Task description
Report every line in the records below that contains the word "List", copying each such line in full.

Given records
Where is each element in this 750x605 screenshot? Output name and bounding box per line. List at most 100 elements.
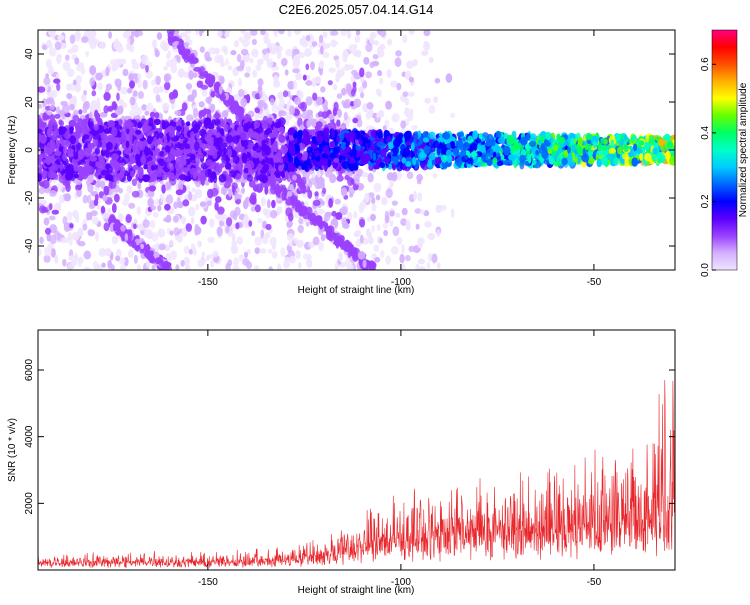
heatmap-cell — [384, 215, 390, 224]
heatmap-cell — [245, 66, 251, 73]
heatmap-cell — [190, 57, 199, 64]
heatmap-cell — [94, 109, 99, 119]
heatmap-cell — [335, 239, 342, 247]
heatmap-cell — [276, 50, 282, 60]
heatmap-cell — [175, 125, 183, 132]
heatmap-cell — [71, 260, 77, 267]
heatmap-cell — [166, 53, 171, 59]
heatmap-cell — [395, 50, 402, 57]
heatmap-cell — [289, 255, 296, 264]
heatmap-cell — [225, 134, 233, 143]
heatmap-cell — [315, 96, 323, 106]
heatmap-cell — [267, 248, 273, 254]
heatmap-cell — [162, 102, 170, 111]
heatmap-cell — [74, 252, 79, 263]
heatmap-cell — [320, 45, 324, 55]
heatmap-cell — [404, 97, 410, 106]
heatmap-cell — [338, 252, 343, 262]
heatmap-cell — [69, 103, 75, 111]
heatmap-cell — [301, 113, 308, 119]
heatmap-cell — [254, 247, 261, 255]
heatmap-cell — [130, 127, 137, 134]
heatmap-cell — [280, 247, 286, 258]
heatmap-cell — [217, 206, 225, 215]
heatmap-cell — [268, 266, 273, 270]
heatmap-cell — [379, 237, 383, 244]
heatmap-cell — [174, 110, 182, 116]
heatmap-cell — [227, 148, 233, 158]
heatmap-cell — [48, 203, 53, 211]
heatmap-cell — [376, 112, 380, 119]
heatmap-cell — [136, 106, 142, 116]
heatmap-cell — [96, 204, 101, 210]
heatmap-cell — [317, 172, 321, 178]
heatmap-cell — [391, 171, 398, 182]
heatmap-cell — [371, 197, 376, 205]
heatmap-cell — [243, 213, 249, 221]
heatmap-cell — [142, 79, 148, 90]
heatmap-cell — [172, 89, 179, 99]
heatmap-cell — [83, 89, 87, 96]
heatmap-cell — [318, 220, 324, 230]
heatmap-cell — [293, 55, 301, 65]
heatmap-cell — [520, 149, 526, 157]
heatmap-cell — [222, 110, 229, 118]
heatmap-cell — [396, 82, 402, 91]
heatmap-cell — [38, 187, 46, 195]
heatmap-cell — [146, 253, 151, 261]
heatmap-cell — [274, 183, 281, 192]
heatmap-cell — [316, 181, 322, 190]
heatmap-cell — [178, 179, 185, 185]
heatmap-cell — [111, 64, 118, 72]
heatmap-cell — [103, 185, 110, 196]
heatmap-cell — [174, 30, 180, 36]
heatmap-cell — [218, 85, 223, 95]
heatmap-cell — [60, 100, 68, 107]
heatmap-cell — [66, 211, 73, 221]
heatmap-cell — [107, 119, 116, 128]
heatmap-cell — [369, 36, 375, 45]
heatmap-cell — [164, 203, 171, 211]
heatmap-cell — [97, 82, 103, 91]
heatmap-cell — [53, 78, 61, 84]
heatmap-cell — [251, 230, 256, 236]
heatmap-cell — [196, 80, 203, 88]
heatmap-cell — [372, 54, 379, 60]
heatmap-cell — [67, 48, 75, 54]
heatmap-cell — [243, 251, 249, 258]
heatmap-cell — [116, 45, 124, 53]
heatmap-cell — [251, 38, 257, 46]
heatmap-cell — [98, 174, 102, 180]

Exercise output
Where is each element in this 750x605 screenshot? Output name and bounding box per line. List at most 100 elements.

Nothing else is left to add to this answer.